**YOUR INSTRUCTIONS:** Report every line in the listing below where the string "Número" shows up.

====

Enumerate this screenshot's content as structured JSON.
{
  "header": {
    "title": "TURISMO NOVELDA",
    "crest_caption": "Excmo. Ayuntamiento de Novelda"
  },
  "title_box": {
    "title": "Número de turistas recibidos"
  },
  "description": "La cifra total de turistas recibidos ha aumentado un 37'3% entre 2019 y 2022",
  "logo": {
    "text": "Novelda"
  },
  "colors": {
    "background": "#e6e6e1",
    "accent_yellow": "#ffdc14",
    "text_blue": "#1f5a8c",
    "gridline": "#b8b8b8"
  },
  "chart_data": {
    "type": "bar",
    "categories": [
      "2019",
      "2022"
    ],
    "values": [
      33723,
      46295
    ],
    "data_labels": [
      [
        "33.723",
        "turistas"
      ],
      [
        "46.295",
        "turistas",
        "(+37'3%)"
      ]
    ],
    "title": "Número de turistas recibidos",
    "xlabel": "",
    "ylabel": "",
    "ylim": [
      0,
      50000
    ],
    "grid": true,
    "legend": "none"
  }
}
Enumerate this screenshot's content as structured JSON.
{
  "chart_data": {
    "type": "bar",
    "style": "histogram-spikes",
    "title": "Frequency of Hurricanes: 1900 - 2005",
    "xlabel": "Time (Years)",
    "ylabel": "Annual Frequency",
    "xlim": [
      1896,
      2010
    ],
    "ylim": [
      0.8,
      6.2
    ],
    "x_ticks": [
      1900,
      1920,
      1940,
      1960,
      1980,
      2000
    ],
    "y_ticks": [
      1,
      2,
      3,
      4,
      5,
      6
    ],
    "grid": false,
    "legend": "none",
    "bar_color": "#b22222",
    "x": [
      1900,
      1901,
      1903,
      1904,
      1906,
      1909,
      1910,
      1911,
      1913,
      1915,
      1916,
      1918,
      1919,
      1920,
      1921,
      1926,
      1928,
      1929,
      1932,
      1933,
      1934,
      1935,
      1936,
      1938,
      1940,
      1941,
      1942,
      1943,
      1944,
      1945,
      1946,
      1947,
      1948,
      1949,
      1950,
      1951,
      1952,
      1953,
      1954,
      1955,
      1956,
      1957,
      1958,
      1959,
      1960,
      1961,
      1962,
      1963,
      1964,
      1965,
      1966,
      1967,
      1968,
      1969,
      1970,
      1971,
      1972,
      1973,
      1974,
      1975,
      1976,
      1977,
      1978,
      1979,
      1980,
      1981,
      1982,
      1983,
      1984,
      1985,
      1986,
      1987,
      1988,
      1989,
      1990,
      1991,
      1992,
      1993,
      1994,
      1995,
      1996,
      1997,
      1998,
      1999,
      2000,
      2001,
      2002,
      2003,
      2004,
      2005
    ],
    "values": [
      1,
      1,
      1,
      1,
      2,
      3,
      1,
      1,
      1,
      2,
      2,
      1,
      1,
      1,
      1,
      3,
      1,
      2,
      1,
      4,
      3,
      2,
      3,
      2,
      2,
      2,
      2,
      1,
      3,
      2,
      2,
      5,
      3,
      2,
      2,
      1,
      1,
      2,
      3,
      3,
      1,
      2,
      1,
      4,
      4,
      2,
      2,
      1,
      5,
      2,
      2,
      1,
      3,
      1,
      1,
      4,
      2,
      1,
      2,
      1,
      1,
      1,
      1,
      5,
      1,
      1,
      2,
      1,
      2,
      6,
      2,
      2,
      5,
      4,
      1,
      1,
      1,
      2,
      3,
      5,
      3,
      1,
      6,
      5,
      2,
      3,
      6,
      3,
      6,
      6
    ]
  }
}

====

**TASK RESPONSE:**
    "title": "Número de turistas recibidos"
    "title": "Número de turistas recibidos",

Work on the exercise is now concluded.